* BEGIN DATA IN THIS EXERCISE *
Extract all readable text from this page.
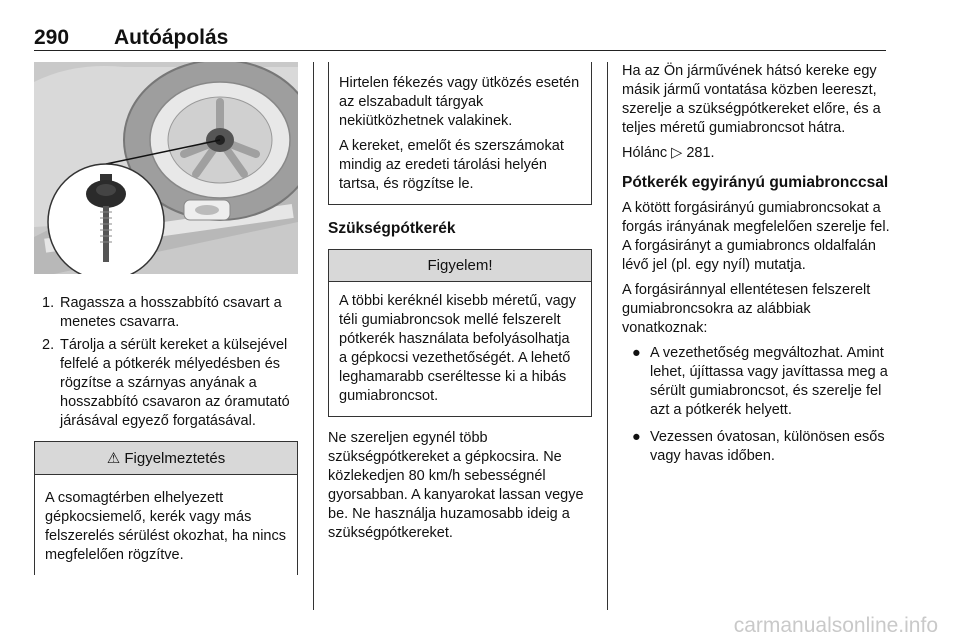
290 Autóápolás
1. Ragassza a hosszabbító csavart a menetes csavarra.
2. Tárolja a sérült kereket a külsejével felfelé a pótkerék mélyedésben és rögzítse a szárnyas anyának a hosszabbító csavaron az óramutató járásával egyező forgatásával.
⚠ Figyelmeztetés
A csomagtérben elhelyezett gépkocsiemelő, kerék vagy más felszerelés sérülést okozhat, ha nincs megfelelően rögzítve.

Hirtelen fékezés vagy ütközés esetén az elszabadult tárgyak nekiütközhetnek valakinek.

A kereket, emelőt és szerszámokat mindig az eredeti tárolási helyén tartsa, és rögzítse le.

Szükségpótkerék
Figyelem!
A többi keréknél kisebb méretű, vagy téli gumiabroncsok mellé felszerelt pótkerék használata befolyásolhatja a gépkocsi vezethetőségét. A lehető leghamarabb cseréltesse ki a hibás gumiabroncsot.

Ne szereljen egynél több szükségpótkereket a gépkocsira. Ne közlekedjen 80 km/h sebességnél gyorsabban. A kanyarokat lassan vegye be. Ne használja huzamosabb ideig a szükségpótkereket.

Ha az Ön járművének hátsó kereke egy másik jármű vontatása közben leereszt, szerelje a szükségpótkereket előre, és a teljes méretű gumiabroncsot hátra.

Hólánc ▷ 281.

Pótkerék egyirányú gumiabronccsal

A kötött forgásirányú gumiabroncsokat a forgás irányának megfelelően szerelje fel. A forgásirányt a gumiabroncs oldalfalán lévő jel (pl. egy nyíl) mutatja.

A forgásiránnyal ellentétesen felszerelt gumiabroncsokra az alábbiak vonatkoznak:

● A vezethetőség megváltozhat. Amint lehet, újíttassa vagy javíttassa meg a sérült gumiabroncsot, és szerelje fel azt a pótkerék helyett.
● Vezessen óvatosan, különösen esős vagy havas időben.
carmanualsonline.info
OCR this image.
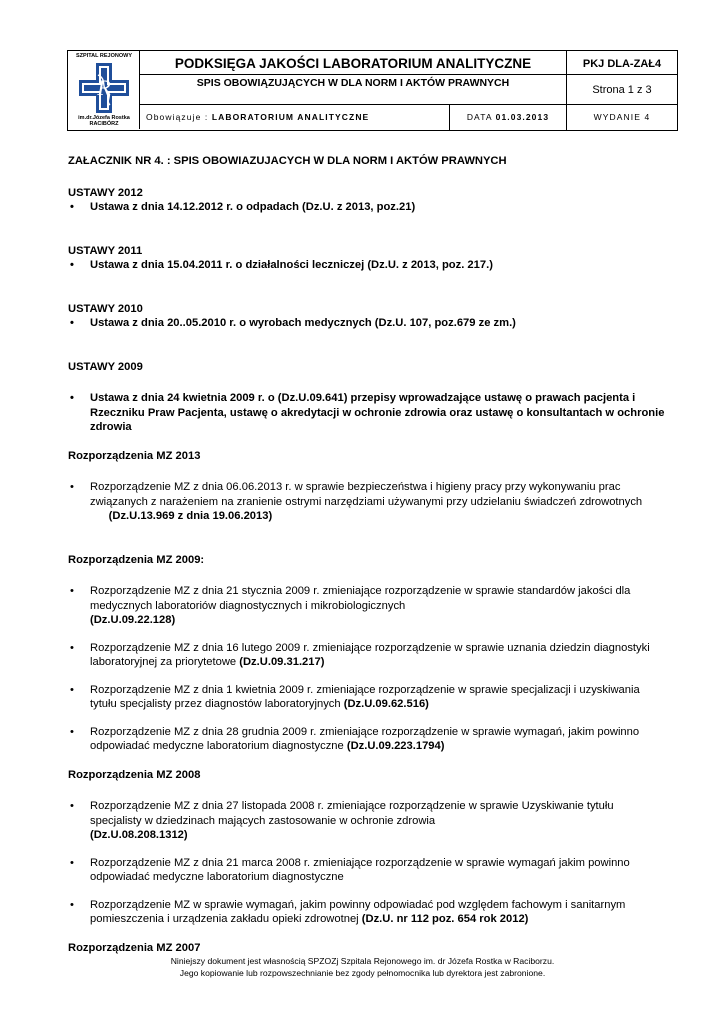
SZPITAL REJONOWY
R
im.dr.Józefa Rostka
RACIBÓRZ
PODKSIĘGA JAKOŚCI LABORATORIUM ANALITYCZNE
SPIS OBOWIĄZUJĄCYCH W DLA NORM I AKTÓW PRAWNYCH
PKJ DLA-ZAŁ4
Strona 1 z 3
Obowiązuje : LABORATORIUM ANALITYCZNE	DATA 01.03.2013	WYDANIE 4
ZAŁACZNIK NR 4. : SPIS OBOWIAZUJACYCH W DLA NORM I AKTÓW PRAWNYCH
USTAWY 2012
• Ustawa z dnia 14.12.2012 r. o odpadach (Dz.U. z 2013, poz.21)
USTAWY 2011
• Ustawa z dnia 15.04.2011 r. o działalności leczniczej (Dz.U. z 2013, poz. 217.)
USTAWY 2010
• Ustawa z dnia 20..05.2010 r. o wyrobach medycznych (Dz.U. 107, poz.679 ze zm.)
USTAWY 2009
• Ustawa z dnia 24 kwietnia 2009 r. o (Dz.U.09.641) przepisy wprowadzające ustawę o prawach pacjenta i Rzeczniku Praw Pacjenta, ustawę o akredytacji w ochronie zdrowia oraz ustawę o konsultantach w ochronie zdrowia
Rozporządzenia MZ 2013
• Rozporządzenie MZ z dnia 06.06.2013 r. w sprawie bezpieczeństwa i higieny pracy przy wykonywaniu prac związanych z narażeniem na zranienie ostrymi narzędziami używanymi przy udzielaniu świadczeń zdrowotnych      (Dz.U.13.969 z dnia 19.06.2013)
Rozporządzenia MZ 2009:
• Rozporządzenie MZ z dnia 21 stycznia 2009 r. zmieniające rozporządzenie w sprawie standardów jakości dla medycznych laboratoriów diagnostycznych i mikrobiologicznych
(Dz.U.09.22.128)
• Rozporządzenie MZ z dnia 16 lutego 2009 r. zmieniające rozporządzenie w sprawie uznania dziedzin diagnostyki laboratoryjnej za priorytetowe (Dz.U.09.31.217)
• Rozporządzenie MZ z dnia 1 kwietnia 2009 r. zmieniające rozporządzenie w sprawie specjalizacji i uzyskiwania tytułu specjalisty przez diagnostów laboratoryjnych (Dz.U.09.62.516)
• Rozporządzenie MZ z dnia 28 grudnia 2009 r. zmieniające rozporządzenie w sprawie wymagań, jakim powinno odpowiadać medyczne laboratorium diagnostyczne (Dz.U.09.223.1794)
Rozporządzenia MZ 2008
• Rozporządzenie MZ z dnia 27 listopada 2008 r. zmieniające rozporządzenie w sprawie Uzyskiwanie tytułu specjalisty w dziedzinach mających zastosowanie w ochronie zdrowia
(Dz.U.08.208.1312)
• Rozporządzenie MZ z dnia 21 marca 2008 r. zmieniające rozporządzenie w sprawie wymagań jakim powinno odpowiadać medyczne laboratorium diagnostyczne
• Rozporządzenie MZ w sprawie wymagań, jakim powinny odpowiadać pod względem fachowym i sanitarnym pomieszczenia i urządzenia zakładu opieki zdrowotnej (Dz.U. nr 112 poz. 654 rok 2012)
Rozporządzenia MZ 2007
Niniejszy dokument jest własnością SPZOZj Szpitala Rejonowego im. dr Józefa Rostka w Raciborzu.
Jego kopiowanie lub rozpowszechnianie bez zgody pełnomocnika lub dyrektora jest zabronione.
* END DATA IN THIS EXERCISE *
#### WHAT IS ASKED:
Exactly reproduce each record, leaving out any pictures.

#### EXERCISE SOLUTION:
Extract all readable text from this page.
290 Autóápolás
1. Ragassza a hosszabbító csavart a menetes csavarra.
2. Tárolja a sérült kereket a külsejével felfelé a pótkerék mélyedésben és rögzítse a szárnyas anyának a hosszabbító csavaron az óramutató járásával egyező forgatásával.
⚠ Figyelmeztetés
A csomagtérben elhelyezett gépkocsiemelő, kerék vagy más felszerelés sérülést okozhat, ha nincs megfelelően rögzítve.

Hirtelen fékezés vagy ütközés esetén az elszabadult tárgyak nekiütközhetnek valakinek.

A kereket, emelőt és szerszámokat mindig az eredeti tárolási helyén tartsa, és rögzítse le.

Szükségpótkerék
Figyelem!
A többi keréknél kisebb méretű, vagy téli gumiabroncsok mellé felszerelt pótkerék használata befolyásolhatja a gépkocsi vezethetőségét. A lehető leghamarabb cseréltesse ki a hibás gumiabroncsot.

Ne szereljen egynél több szükségpótkereket a gépkocsira. Ne közlekedjen 80 km/h sebességnél gyorsabban. A kanyarokat lassan vegye be. Ne használja huzamosabb ideig a szükségpótkereket.

Ha az Ön járművének hátsó kereke egy másik jármű vontatása közben leereszt, szerelje a szükségpótkereket előre, és a teljes méretű gumiabroncsot hátra.

Hólánc ▷ 281.

Pótkerék egyirányú gumiabronccsal

A kötött forgásirányú gumiabroncsokat a forgás irányának megfelelően szerelje fel. A forgásirányt a gumiabroncs oldalfalán lévő jel (pl. egy nyíl) mutatja.

A forgásiránnyal ellentétesen felszerelt gumiabroncsokra az alábbiak vonatkoznak:

● A vezethetőség megváltozhat. Amint lehet, újíttassa vagy javíttassa meg a sérült gumiabroncsot, és szerelje fel azt a pótkerék helyett.
● Vezessen óvatosan, különösen esős vagy havas időben.
carmanualsonline.info
OCR this image.
SZPITAL REJONOWY
R
im.dr.Józefa Rostka
RACIBÓRZ
PODKSIĘGA JAKOŚCI LABORATORIUM ANALITYCZNE
SPIS OBOWIĄZUJĄCYCH W DLA NORM I AKTÓW PRAWNYCH
PKJ DLA-ZAŁ4
Strona 1 z 3
Obowiązuje : LABORATORIUM ANALITYCZNE	DATA 01.03.2013	WYDANIE 4
ZAŁACZNIK NR 4. : SPIS OBOWIAZUJACYCH W DLA NORM I AKTÓW PRAWNYCH
USTAWY 2012
• Ustawa z dnia 14.12.2012 r. o odpadach (Dz.U. z 2013, poz.21)
USTAWY 2011
• Ustawa z dnia 15.04.2011 r. o działalności leczniczej (Dz.U. z 2013, poz. 217.)
USTAWY 2010
• Ustawa z dnia 20..05.2010 r. o wyrobach medycznych (Dz.U. 107, poz.679 ze zm.)
USTAWY 2009
• Ustawa z dnia 24 kwietnia 2009 r. o (Dz.U.09.641) przepisy wprowadzające ustawę o prawach pacjenta i Rzeczniku Praw Pacjenta, ustawę o akredytacji w ochronie zdrowia oraz ustawę o konsultantach w ochronie zdrowia
Rozporządzenia MZ 2013
• Rozporządzenie MZ z dnia 06.06.2013 r. w sprawie bezpieczeństwa i higieny pracy przy wykonywaniu prac związanych z narażeniem na zranienie ostrymi narzędziami używanymi przy udzielaniu świadczeń zdrowotnych      (Dz.U.13.969 z dnia 19.06.2013)
Rozporządzenia MZ 2009:
• Rozporządzenie MZ z dnia 21 stycznia 2009 r. zmieniające rozporządzenie w sprawie standardów jakości dla medycznych laboratoriów diagnostycznych i mikrobiologicznych
(Dz.U.09.22.128)
• Rozporządzenie MZ z dnia 16 lutego 2009 r. zmieniające rozporządzenie w sprawie uznania dziedzin diagnostyki laboratoryjnej za priorytetowe (Dz.U.09.31.217)
• Rozporządzenie MZ z dnia 1 kwietnia 2009 r. zmieniające rozporządzenie w sprawie specjalizacji i uzyskiwania tytułu specjalisty przez diagnostów laboratoryjnych (Dz.U.09.62.516)
• Rozporządzenie MZ z dnia 28 grudnia 2009 r. zmieniające rozporządzenie w sprawie wymagań, jakim powinno odpowiadać medyczne laboratorium diagnostyczne (Dz.U.09.223.1794)
Rozporządzenia MZ 2008
• Rozporządzenie MZ z dnia 27 listopada 2008 r. zmieniające rozporządzenie w sprawie Uzyskiwanie tytułu specjalisty w dziedzinach mających zastosowanie w ochronie zdrowia
(Dz.U.08.208.1312)
• Rozporządzenie MZ z dnia 21 marca 2008 r. zmieniające rozporządzenie w sprawie wymagań jakim powinno odpowiadać medyczne laboratorium diagnostyczne
• Rozporządzenie MZ w sprawie wymagań, jakim powinny odpowiadać pod względem fachowym i sanitarnym pomieszczenia i urządzenia zakładu opieki zdrowotnej (Dz.U. nr 112 poz. 654 rok 2012)
Rozporządzenia MZ 2007
Niniejszy dokument jest własnością SPZOZj Szpitala Rejonowego im. dr Józefa Rostka w Raciborzu.
Jego kopiowanie lub rozpowszechnianie bez zgody pełnomocnika lub dyrektora jest zabronione.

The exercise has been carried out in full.